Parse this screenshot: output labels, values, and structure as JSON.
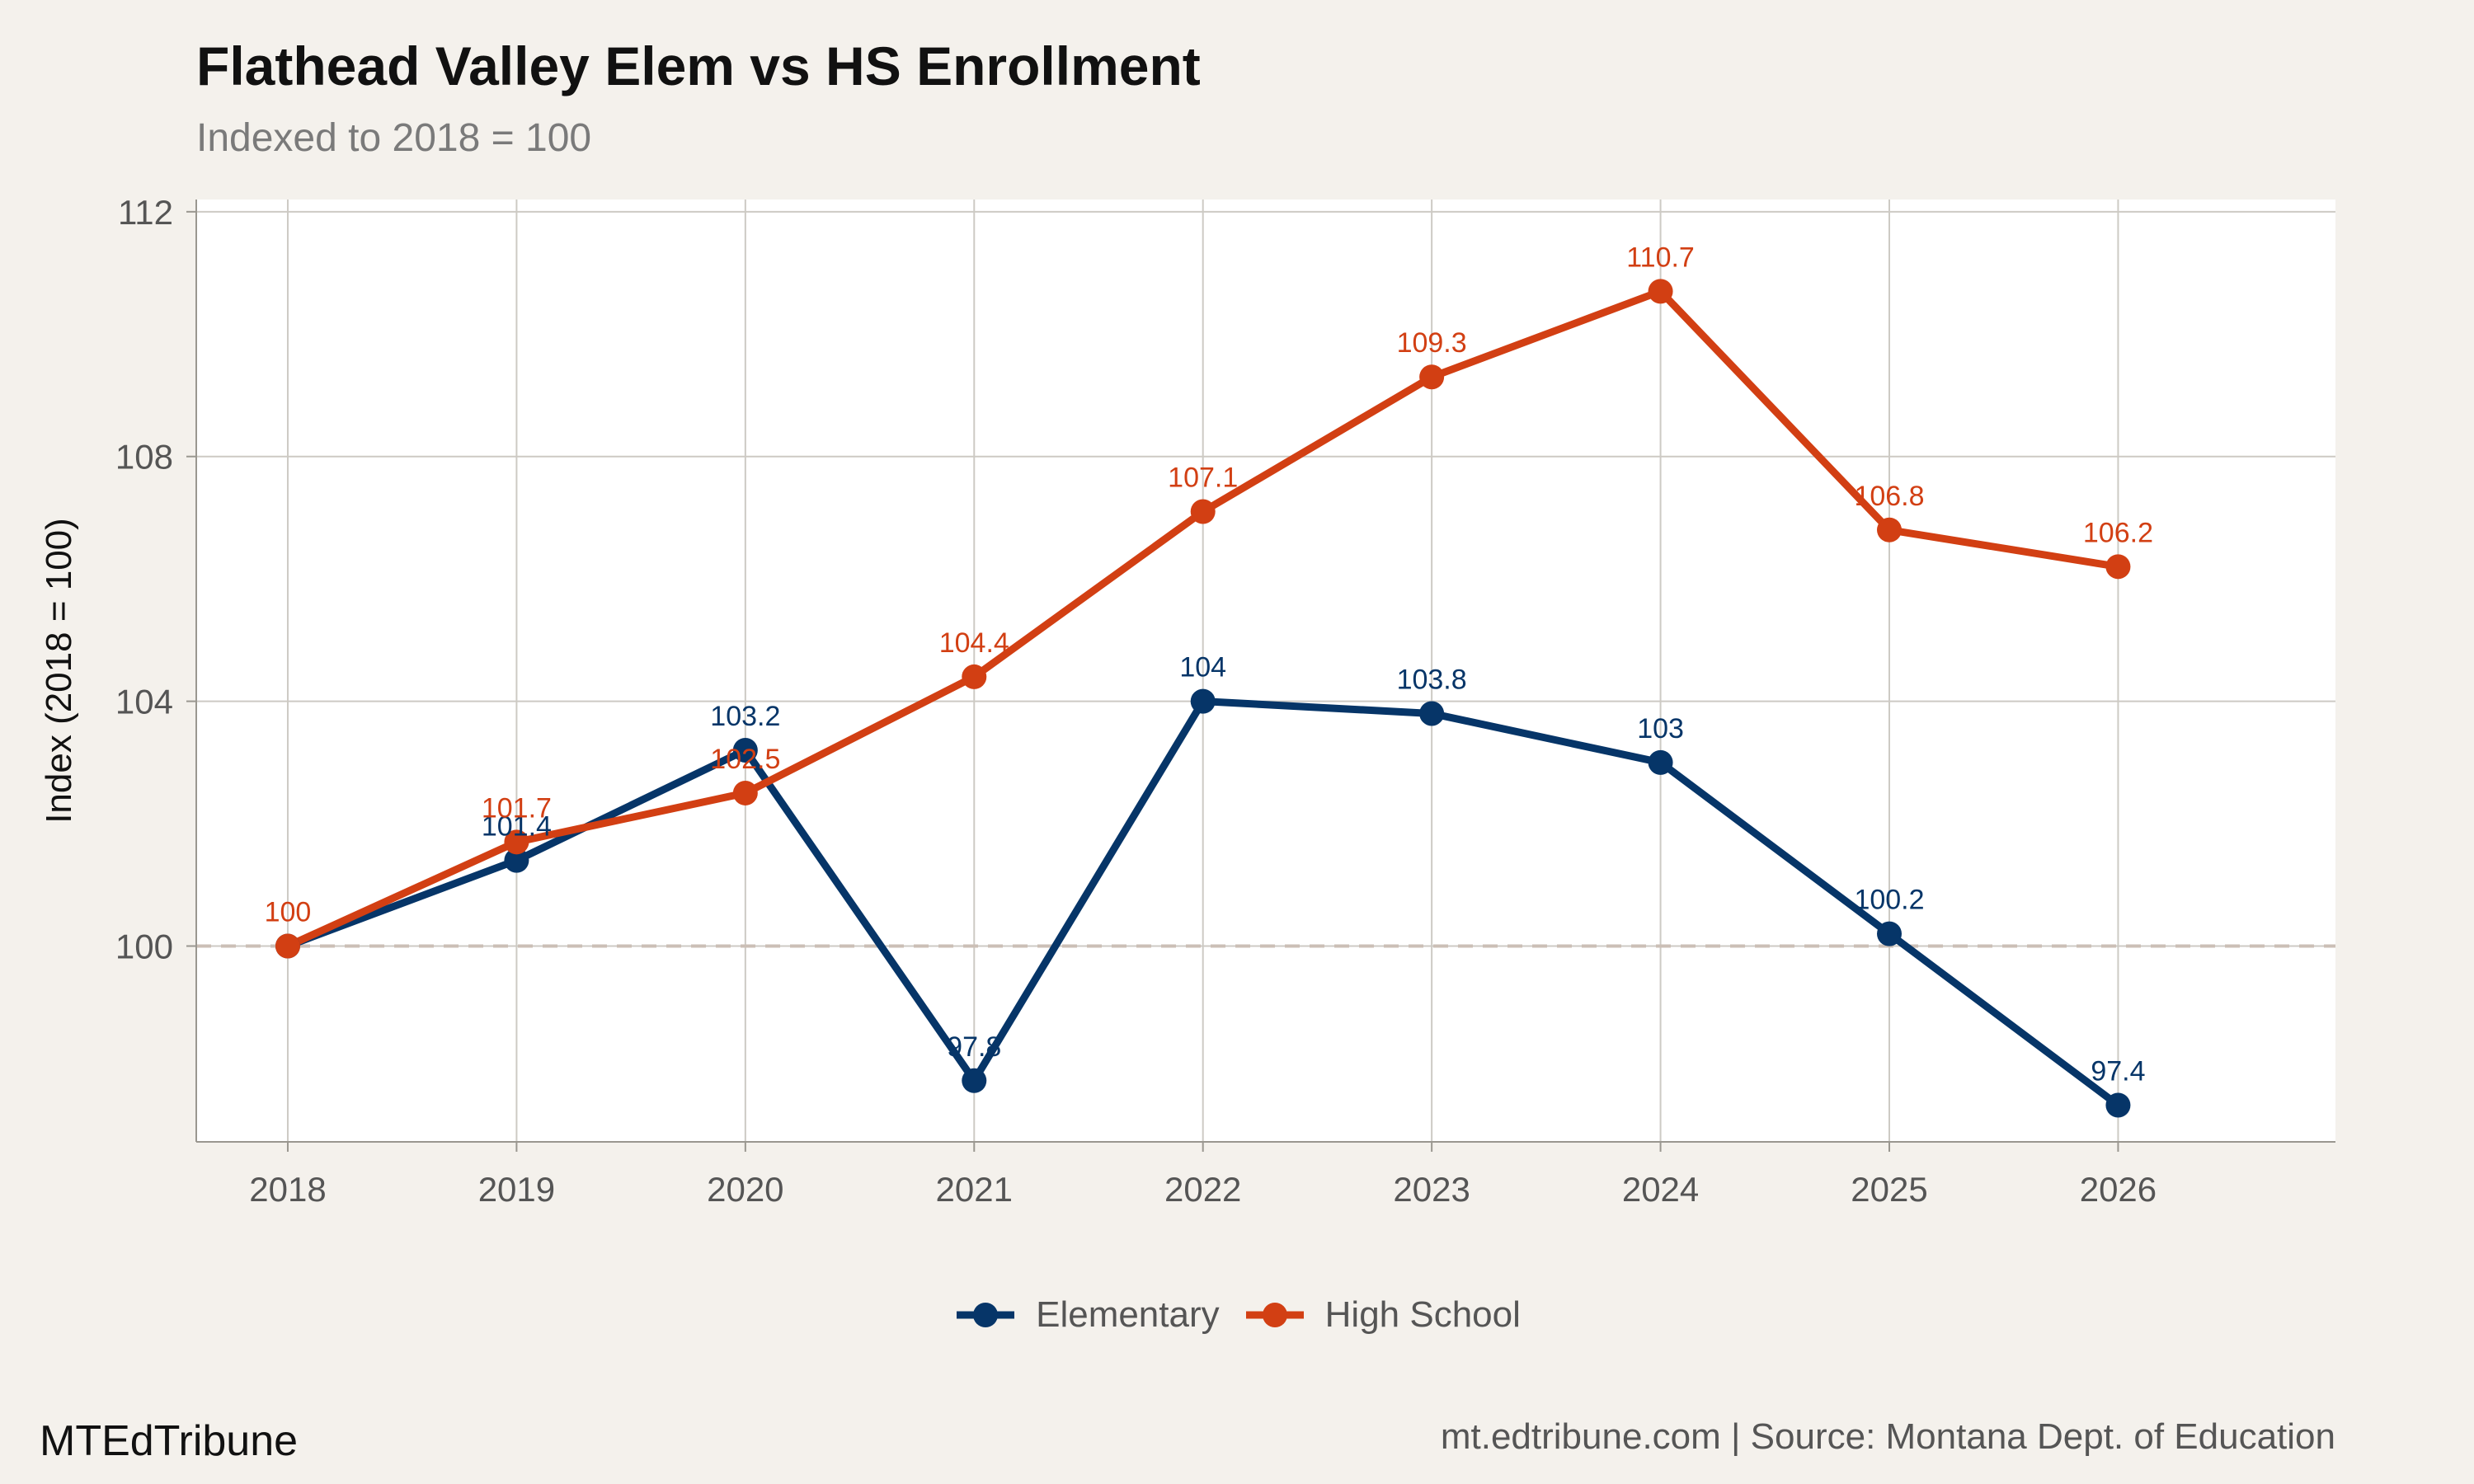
{
  "header": {
    "title": "Flathead Valley Elem vs HS Enrollment",
    "subtitle": "Indexed to 2018 = 100"
  },
  "footer": {
    "brand": "MTEdTribune",
    "caption": "mt.edtribune.com | Source: Montana Dept. of Education"
  },
  "chart_data": {
    "type": "line",
    "title": "Flathead Valley Elem vs HS Enrollment",
    "subtitle": "Indexed to 2018 = 100",
    "xlabel": "",
    "ylabel": "Index (2018 = 100)",
    "x": [
      2018,
      2019,
      2020,
      2021,
      2022,
      2023,
      2024,
      2025,
      2026
    ],
    "xlim": [
      2017.6,
      2026.95
    ],
    "ylim": [
      96.8,
      112.2
    ],
    "yticks": [
      100,
      104,
      108,
      112
    ],
    "reference_line": 100,
    "grid": true,
    "legend_position": "bottom",
    "series": [
      {
        "name": "Elementary",
        "color": "#063568",
        "values": [
          100,
          101.4,
          103.2,
          97.8,
          104,
          103.8,
          103,
          100.2,
          97.4
        ],
        "labels": [
          "",
          "101.4",
          "103.2",
          "97.8",
          "104",
          "103.8",
          "103",
          "100.2",
          "97.4"
        ]
      },
      {
        "name": "High School",
        "color": "#d23f13",
        "values": [
          100,
          101.7,
          102.5,
          104.4,
          107.1,
          109.3,
          110.7,
          106.8,
          106.2
        ],
        "labels": [
          "100",
          "101.7",
          "102.5",
          "104.4",
          "107.1",
          "109.3",
          "110.7",
          "106.8",
          "106.2"
        ]
      }
    ]
  }
}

## [Exercise aim]
Images do not belong in the copy; reproduce all other parts of the records above verbatim.

## [Solution for this task]
Parse this screenshot: output labels, values, and structure as JSON.
{
  "header": {
    "title": "Flathead Valley Elem vs HS Enrollment",
    "subtitle": "Indexed to 2018 = 100"
  },
  "footer": {
    "brand": "MTEdTribune",
    "caption": "mt.edtribune.com | Source: Montana Dept. of Education"
  },
  "chart_data": {
    "type": "line",
    "title": "Flathead Valley Elem vs HS Enrollment",
    "subtitle": "Indexed to 2018 = 100",
    "xlabel": "",
    "ylabel": "Index (2018 = 100)",
    "x": [
      2018,
      2019,
      2020,
      2021,
      2022,
      2023,
      2024,
      2025,
      2026
    ],
    "xlim": [
      2017.6,
      2026.95
    ],
    "ylim": [
      96.8,
      112.2
    ],
    "yticks": [
      100,
      104,
      108,
      112
    ],
    "reference_line": 100,
    "grid": true,
    "legend_position": "bottom",
    "series": [
      {
        "name": "Elementary",
        "color": "#063568",
        "values": [
          100,
          101.4,
          103.2,
          97.8,
          104,
          103.8,
          103,
          100.2,
          97.4
        ],
        "labels": [
          "",
          "101.4",
          "103.2",
          "97.8",
          "104",
          "103.8",
          "103",
          "100.2",
          "97.4"
        ]
      },
      {
        "name": "High School",
        "color": "#d23f13",
        "values": [
          100,
          101.7,
          102.5,
          104.4,
          107.1,
          109.3,
          110.7,
          106.8,
          106.2
        ],
        "labels": [
          "100",
          "101.7",
          "102.5",
          "104.4",
          "107.1",
          "109.3",
          "110.7",
          "106.8",
          "106.2"
        ]
      }
    ]
  }
}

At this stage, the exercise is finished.